Reproduce everything from the line containing "- tooltip-key: Date/Time:: [810, 114, 854, 124]" down to the line containing "- tooltip-value: 69282980: [862, 166, 900, 177]" in the records below, with both of those lines included.

---+---

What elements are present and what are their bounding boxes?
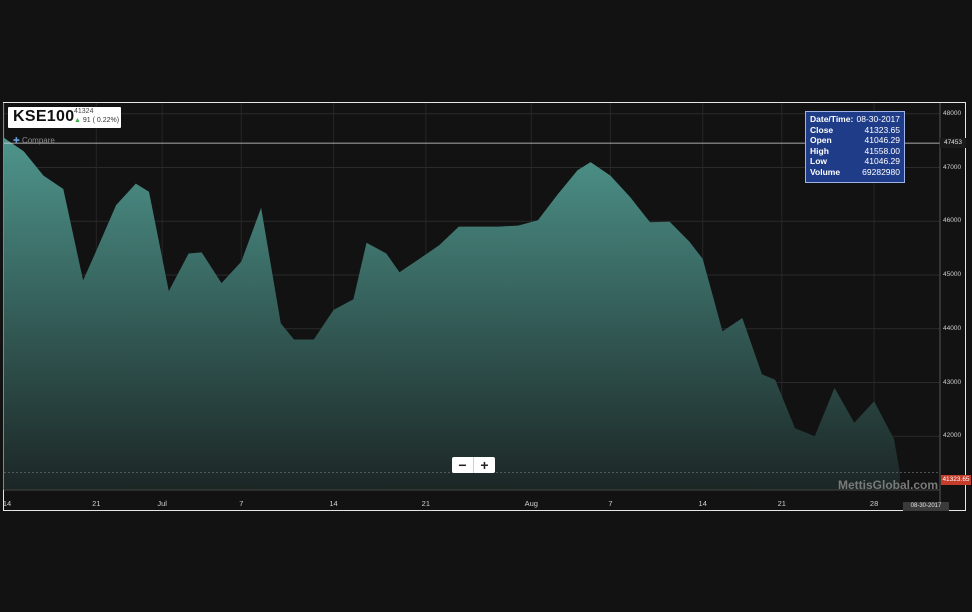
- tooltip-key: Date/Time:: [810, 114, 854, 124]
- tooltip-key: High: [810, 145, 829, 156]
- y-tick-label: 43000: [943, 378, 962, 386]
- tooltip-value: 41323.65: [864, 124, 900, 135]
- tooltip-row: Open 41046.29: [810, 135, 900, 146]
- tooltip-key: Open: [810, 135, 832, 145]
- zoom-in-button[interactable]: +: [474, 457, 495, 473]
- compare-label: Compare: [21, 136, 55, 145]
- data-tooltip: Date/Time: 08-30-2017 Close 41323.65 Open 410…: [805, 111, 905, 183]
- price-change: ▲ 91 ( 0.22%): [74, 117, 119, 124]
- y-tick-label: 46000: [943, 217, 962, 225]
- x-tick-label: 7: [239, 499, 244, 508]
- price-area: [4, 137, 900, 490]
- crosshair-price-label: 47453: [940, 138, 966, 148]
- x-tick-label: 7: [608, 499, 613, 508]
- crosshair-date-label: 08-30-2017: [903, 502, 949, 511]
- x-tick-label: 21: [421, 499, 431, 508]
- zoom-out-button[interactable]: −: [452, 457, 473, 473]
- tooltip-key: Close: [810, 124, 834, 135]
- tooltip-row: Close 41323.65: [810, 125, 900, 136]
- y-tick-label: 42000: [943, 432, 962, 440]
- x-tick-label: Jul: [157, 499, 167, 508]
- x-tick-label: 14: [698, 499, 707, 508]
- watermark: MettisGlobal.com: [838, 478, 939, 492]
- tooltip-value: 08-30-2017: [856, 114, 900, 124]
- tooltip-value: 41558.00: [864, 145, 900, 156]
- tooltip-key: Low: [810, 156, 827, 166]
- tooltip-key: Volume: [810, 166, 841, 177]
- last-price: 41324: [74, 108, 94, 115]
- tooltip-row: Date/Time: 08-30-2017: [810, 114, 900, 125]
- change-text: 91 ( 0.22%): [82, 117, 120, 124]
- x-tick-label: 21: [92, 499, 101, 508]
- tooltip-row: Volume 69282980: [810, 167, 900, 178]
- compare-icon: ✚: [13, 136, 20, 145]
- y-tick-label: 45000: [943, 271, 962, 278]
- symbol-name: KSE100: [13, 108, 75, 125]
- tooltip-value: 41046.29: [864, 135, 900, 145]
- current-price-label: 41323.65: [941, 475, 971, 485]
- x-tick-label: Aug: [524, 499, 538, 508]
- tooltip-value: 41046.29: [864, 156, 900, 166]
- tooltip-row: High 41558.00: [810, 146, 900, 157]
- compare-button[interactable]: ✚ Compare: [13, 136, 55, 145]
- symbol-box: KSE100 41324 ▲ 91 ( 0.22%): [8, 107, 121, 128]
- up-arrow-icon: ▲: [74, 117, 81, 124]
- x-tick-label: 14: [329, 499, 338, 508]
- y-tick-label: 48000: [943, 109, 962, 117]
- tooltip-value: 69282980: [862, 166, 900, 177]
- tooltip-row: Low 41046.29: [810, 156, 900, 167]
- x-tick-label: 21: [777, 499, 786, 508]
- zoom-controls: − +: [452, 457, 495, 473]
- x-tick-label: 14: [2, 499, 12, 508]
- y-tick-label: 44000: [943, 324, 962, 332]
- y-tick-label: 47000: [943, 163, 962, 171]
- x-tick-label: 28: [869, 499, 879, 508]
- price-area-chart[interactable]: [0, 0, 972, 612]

---+---

FINAL RESULT:
- tooltip-key: Date/Time:: [810, 114, 854, 124]
- tooltip-key: High: [810, 145, 829, 156]
- y-tick-label: 43000: [943, 378, 962, 386]
- tooltip-value: 41323.65: [864, 124, 900, 135]
- tooltip-row: Open 41046.29: [810, 135, 900, 146]
- tooltip-key: Open: [810, 135, 832, 145]
- zoom-in-button[interactable]: +: [474, 457, 495, 473]
- compare-label: Compare: [21, 136, 55, 145]
- data-tooltip: Date/Time: 08-30-2017 Close 41323.65 Open 410…: [805, 111, 905, 183]
- price-change: ▲ 91 ( 0.22%): [74, 117, 119, 124]
- y-tick-label: 46000: [943, 217, 962, 225]
- x-tick-label: 7: [239, 499, 244, 508]
- price-area: [4, 137, 900, 490]
- crosshair-price-label: 47453: [940, 138, 966, 148]
- x-tick-label: 7: [608, 499, 613, 508]
- crosshair-date-label: 08-30-2017: [903, 502, 949, 511]
- x-tick-label: 21: [421, 499, 431, 508]
- zoom-out-button[interactable]: −: [452, 457, 473, 473]
- tooltip-key: Close: [810, 124, 834, 135]
- tooltip-row: Close 41323.65: [810, 125, 900, 136]
- y-tick-label: 42000: [943, 432, 962, 440]
- x-tick-label: Jul: [157, 499, 167, 508]
- x-tick-label: 14: [698, 499, 707, 508]
- watermark: MettisGlobal.com: [838, 478, 939, 492]
- tooltip-value: 08-30-2017: [856, 114, 900, 124]
- tooltip-value: 41558.00: [864, 145, 900, 156]
- tooltip-key: Low: [810, 156, 827, 166]
- tooltip-key: Volume: [810, 166, 841, 177]
- last-price: 41324: [74, 108, 94, 115]
- tooltip-row: Date/Time: 08-30-2017: [810, 114, 900, 125]
- change-text: 91 ( 0.22%): [82, 117, 120, 124]
- x-tick-label: 21: [92, 499, 101, 508]
- tooltip-row: Volume 69282980: [810, 167, 900, 178]
- compare-icon: ✚: [13, 136, 20, 145]
- y-tick-label: 45000: [943, 271, 962, 278]
- symbol-name: KSE100: [13, 108, 75, 125]
- tooltip-value: 41046.29: [864, 135, 900, 145]
- current-price-label: 41323.65: [941, 475, 971, 485]
- x-tick-label: Aug: [524, 499, 538, 508]
- tooltip-value: 41046.29: [864, 156, 900, 166]
- tooltip-row: High 41558.00: [810, 146, 900, 157]
- compare-button[interactable]: ✚ Compare: [13, 136, 55, 145]
- symbol-box: KSE100 41324 ▲ 91 ( 0.22%): [8, 107, 121, 128]
- up-arrow-icon: ▲: [74, 117, 81, 124]
- x-tick-label: 14: [329, 499, 338, 508]
- y-tick-label: 48000: [943, 109, 962, 117]
- tooltip-value: 69282980: [862, 166, 900, 177]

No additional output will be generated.